Set problem - Each line below is to be written out in full, exactly as shown.

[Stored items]
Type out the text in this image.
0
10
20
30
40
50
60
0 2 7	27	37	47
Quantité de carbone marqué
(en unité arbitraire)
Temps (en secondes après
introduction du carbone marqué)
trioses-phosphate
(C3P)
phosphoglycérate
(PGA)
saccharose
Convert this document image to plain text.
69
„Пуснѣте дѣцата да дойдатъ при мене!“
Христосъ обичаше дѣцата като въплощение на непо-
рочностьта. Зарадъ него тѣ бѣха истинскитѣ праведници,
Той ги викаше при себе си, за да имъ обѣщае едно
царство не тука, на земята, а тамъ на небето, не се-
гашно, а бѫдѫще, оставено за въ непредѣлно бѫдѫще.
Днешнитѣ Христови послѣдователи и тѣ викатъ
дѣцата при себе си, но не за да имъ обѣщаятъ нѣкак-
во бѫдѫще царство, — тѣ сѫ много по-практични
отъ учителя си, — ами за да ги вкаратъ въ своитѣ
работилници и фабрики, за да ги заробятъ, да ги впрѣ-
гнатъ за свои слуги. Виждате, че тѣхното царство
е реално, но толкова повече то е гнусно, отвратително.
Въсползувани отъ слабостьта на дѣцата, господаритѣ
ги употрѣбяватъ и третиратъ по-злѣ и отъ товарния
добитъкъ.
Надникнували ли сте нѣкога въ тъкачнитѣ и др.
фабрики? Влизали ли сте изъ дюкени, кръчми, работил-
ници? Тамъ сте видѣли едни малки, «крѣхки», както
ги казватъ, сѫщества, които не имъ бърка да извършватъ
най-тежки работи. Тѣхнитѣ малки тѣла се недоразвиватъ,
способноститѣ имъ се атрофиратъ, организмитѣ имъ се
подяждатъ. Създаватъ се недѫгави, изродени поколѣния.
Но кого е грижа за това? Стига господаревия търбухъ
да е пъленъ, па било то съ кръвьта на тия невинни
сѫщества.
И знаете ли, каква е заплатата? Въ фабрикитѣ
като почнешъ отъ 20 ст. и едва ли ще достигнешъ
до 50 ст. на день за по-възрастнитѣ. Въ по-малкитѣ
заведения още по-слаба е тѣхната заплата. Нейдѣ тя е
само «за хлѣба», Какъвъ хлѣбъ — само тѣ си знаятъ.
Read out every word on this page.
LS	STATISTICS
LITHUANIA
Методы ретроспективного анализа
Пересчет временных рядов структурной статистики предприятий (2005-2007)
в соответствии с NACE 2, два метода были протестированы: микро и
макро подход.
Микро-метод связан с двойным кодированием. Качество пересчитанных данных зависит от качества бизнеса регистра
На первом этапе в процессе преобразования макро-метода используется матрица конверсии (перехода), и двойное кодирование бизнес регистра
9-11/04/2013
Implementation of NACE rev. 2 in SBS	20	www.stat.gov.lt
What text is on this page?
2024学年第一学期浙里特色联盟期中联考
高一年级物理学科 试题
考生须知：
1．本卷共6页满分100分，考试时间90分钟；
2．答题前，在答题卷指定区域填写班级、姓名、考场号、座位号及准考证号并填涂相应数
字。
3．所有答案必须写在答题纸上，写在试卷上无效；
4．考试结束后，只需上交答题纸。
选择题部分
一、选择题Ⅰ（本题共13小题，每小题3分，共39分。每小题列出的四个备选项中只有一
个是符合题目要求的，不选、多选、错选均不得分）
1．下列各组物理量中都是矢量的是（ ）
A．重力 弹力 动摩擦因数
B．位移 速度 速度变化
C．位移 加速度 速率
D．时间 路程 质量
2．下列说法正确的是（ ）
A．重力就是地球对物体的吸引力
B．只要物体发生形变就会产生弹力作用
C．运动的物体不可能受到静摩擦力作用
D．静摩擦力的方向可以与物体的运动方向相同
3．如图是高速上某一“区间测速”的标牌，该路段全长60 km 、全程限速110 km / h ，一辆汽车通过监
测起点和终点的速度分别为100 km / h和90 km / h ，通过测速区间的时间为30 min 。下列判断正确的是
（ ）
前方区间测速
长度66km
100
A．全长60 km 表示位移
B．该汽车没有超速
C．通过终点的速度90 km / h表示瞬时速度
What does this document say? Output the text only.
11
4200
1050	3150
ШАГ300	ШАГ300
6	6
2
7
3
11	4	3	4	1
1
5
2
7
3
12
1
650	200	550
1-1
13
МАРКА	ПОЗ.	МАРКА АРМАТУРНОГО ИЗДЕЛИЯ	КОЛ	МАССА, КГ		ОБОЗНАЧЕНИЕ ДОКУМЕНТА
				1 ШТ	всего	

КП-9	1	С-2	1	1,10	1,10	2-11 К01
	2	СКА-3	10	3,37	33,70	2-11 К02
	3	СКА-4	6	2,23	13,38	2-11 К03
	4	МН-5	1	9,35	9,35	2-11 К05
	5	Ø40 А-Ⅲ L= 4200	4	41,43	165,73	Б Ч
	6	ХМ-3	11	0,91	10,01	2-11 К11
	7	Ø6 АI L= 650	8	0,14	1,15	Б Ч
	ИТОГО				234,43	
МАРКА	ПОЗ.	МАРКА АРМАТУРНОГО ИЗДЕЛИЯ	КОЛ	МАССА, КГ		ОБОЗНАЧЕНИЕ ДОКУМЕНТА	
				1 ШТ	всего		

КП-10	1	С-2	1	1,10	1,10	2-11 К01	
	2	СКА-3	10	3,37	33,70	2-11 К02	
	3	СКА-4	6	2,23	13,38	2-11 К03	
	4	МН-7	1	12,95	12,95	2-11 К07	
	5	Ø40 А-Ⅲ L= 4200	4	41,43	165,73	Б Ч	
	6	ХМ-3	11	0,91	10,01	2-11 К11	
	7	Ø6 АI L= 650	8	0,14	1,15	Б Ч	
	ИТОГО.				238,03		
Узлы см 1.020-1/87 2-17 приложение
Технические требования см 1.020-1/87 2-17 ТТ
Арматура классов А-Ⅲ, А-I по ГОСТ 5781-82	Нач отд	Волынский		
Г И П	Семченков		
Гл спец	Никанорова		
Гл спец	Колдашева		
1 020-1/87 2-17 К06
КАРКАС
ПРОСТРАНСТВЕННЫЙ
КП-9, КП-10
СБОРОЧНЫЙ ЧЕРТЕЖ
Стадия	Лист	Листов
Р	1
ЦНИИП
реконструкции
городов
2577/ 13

Exercise response -
Type out the text in this image.
0
10
20
30
40
50
60
0 2 7	27	37	47
Quantité de carbone marqué
(en unité arbitraire)
Temps (en secondes après
introduction du carbone marqué)
trioses-phosphate
(C3P)
phosphoglycérate
(PGA)
saccharose
Convert this document image to plain text.
69
„Пуснѣте дѣцата да дойдатъ при мене!“
Христосъ обичаше дѣцата като въплощение на непо-
рочностьта. Зарадъ него тѣ бѣха истинскитѣ праведници,
Той ги викаше при себе си, за да имъ обѣщае едно
царство не тука, на земята, а тамъ на небето, не се-
гашно, а бѫдѫще, оставено за въ непредѣлно бѫдѫще.
Днешнитѣ Христови послѣдователи и тѣ викатъ
дѣцата при себе си, но не за да имъ обѣщаятъ нѣкак-
во бѫдѫще царство, — тѣ сѫ много по-практични
отъ учителя си, — ами за да ги вкаратъ въ своитѣ
работилници и фабрики, за да ги заробятъ, да ги впрѣ-
гнатъ за свои слуги. Виждате, че тѣхното царство
е реално, но толкова повече то е гнусно, отвратително.
Въсползувани отъ слабостьта на дѣцата, господаритѣ
ги употрѣбяватъ и третиратъ по-злѣ и отъ товарния
добитъкъ.
Надникнували ли сте нѣкога въ тъкачнитѣ и др.
фабрики? Влизали ли сте изъ дюкени, кръчми, работил-
ници? Тамъ сте видѣли едни малки, «крѣхки», както
ги казватъ, сѫщества, които не имъ бърка да извършватъ
най-тежки работи. Тѣхнитѣ малки тѣла се недоразвиватъ,
способноститѣ имъ се атрофиратъ, организмитѣ имъ се
подяждатъ. Създаватъ се недѫгави, изродени поколѣния.
Но кого е грижа за това? Стига господаревия търбухъ
да е пъленъ, па било то съ кръвьта на тия невинни
сѫщества.
И знаете ли, каква е заплатата? Въ фабрикитѣ
като почнешъ отъ 20 ст. и едва ли ще достигнешъ
до 50 ст. на день за по-възрастнитѣ. Въ по-малкитѣ
заведения още по-слаба е тѣхната заплата. Нейдѣ тя е
само «за хлѣба», Какъвъ хлѣбъ — само тѣ си знаятъ.
Read out every word on this page.
LS	STATISTICS
LITHUANIA
Методы ретроспективного анализа
Пересчет временных рядов структурной статистики предприятий (2005-2007)
в соответствии с NACE 2, два метода были протестированы: микро и
макро подход.
Микро-метод связан с двойным кодированием. Качество пересчитанных данных зависит от качества бизнеса регистра
На первом этапе в процессе преобразования макро-метода используется матрица конверсии (перехода), и двойное кодирование бизнес регистра
9-11/04/2013
Implementation of NACE rev. 2 in SBS	20	www.stat.gov.lt
What text is on this page?
2024学年第一学期浙里特色联盟期中联考
高一年级物理学科 试题
考生须知：
1．本卷共6页满分100分，考试时间90分钟；
2．答题前，在答题卷指定区域填写班级、姓名、考场号、座位号及准考证号并填涂相应数
字。
3．所有答案必须写在答题纸上，写在试卷上无效；
4．考试结束后，只需上交答题纸。
选择题部分
一、选择题Ⅰ（本题共13小题，每小题3分，共39分。每小题列出的四个备选项中只有一
个是符合题目要求的，不选、多选、错选均不得分）
1．下列各组物理量中都是矢量的是（ ）
A．重力 弹力 动摩擦因数
B．位移 速度 速度变化
C．位移 加速度 速率
D．时间 路程 质量
2．下列说法正确的是（ ）
A．重力就是地球对物体的吸引力
B．只要物体发生形变就会产生弹力作用
C．运动的物体不可能受到静摩擦力作用
D．静摩擦力的方向可以与物体的运动方向相同
3．如图是高速上某一“区间测速”的标牌，该路段全长60 km 、全程限速110 km / h ，一辆汽车通过监
测起点和终点的速度分别为100 km / h和90 km / h ，通过测速区间的时间为30 min 。下列判断正确的是
（ ）
前方区间测速
长度66km
100
A．全长60 km 表示位移
B．该汽车没有超速
C．通过终点的速度90 km / h表示瞬时速度
What does this document say? Output the text only.
11
4200
1050	3150
ШАГ300	ШАГ300
6	6
2
7
3
11	4	3	4	1
1
5
2
7
3
12
1
650	200	550
1-1
13
МАРКА	ПОЗ.	МАРКА АРМАТУРНОГО ИЗДЕЛИЯ	КОЛ	МАССА, КГ		ОБОЗНАЧЕНИЕ ДОКУМЕНТА
				1 ШТ	всего	

КП-9	1	С-2	1	1,10	1,10	2-11 К01
	2	СКА-3	10	3,37	33,70	2-11 К02
	3	СКА-4	6	2,23	13,38	2-11 К03
	4	МН-5	1	9,35	9,35	2-11 К05
	5	Ø40 А-Ⅲ L= 4200	4	41,43	165,73	Б Ч
	6	ХМ-3	11	0,91	10,01	2-11 К11
	7	Ø6 АI L= 650	8	0,14	1,15	Б Ч
	ИТОГО				234,43	
МАРКА	ПОЗ.	МАРКА АРМАТУРНОГО ИЗДЕЛИЯ	КОЛ	МАССА, КГ		ОБОЗНАЧЕНИЕ ДОКУМЕНТА	
				1 ШТ	всего		

КП-10	1	С-2	1	1,10	1,10	2-11 К01	
	2	СКА-3	10	3,37	33,70	2-11 К02	
	3	СКА-4	6	2,23	13,38	2-11 К03	
	4	МН-7	1	12,95	12,95	2-11 К07	
	5	Ø40 А-Ⅲ L= 4200	4	41,43	165,73	Б Ч	
	6	ХМ-3	11	0,91	10,01	2-11 К11	
	7	Ø6 АI L= 650	8	0,14	1,15	Б Ч	
	ИТОГО.				238,03		
Узлы см 1.020-1/87 2-17 приложение
Технические требования см 1.020-1/87 2-17 ТТ
Арматура классов А-Ⅲ, А-I по ГОСТ 5781-82	Нач отд	Волынский		
Г И П	Семченков		
Гл спец	Никанорова		
Гл спец	Колдашева		
1 020-1/87 2-17 К06
КАРКАС
ПРОСТРАНСТВЕННЫЙ
КП-9, КП-10
СБОРОЧНЫЙ ЧЕРТЕЖ
Стадия	Лист	Листов
Р	1
ЦНИИП
реконструкции
городов
2577/ 13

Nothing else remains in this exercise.